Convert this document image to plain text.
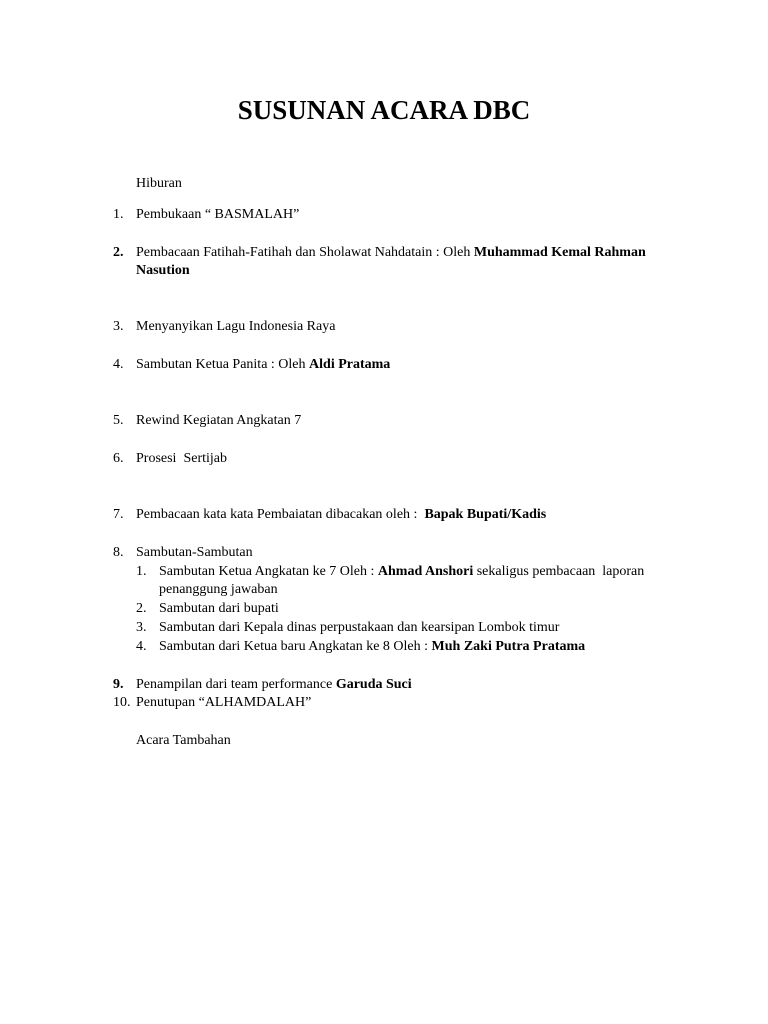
SUSUNAN ACARA DBC
Hiburan
1. Pembukaan “ BASMALAH”
2. Pembacaan Fatihah-Fatihah dan Sholawat Nahdatain : Oleh Muhammad Kemal Rahman
Nasution
3. Menyanyikan Lagu Indonesia Raya
4. Sambutan Ketua Panita : Oleh Aldi Pratama
5. Rewind Kegiatan Angkatan 7
6. Prosesi  Sertijab
7. Pembacaan kata kata Pembaiatan dibacakan oleh :  Bapak Bupati/Kadis
8. Sambutan-Sambutan
1. Sambutan Ketua Angkatan ke 7 Oleh : Ahmad Anshori sekaligus pembacaan  laporan
penanggung jawaban
2. Sambutan dari bupati
3. Sambutan dari Kepala dinas perpustakaan dan kearsipan Lombok timur
4. Sambutan dari Ketua baru Angkatan ke 8 Oleh : Muh Zaki Putra Pratama
9. Penampilan dari team performance Garuda Suci
10. Penutupan “ALHAMDALAH”
Acara Tambahan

* * * *

### YOUR INSTRUCTIONS:
Say how many lines include the word "Sambutan"; reply with the number alone.

### CORRECT OUTPUT:
6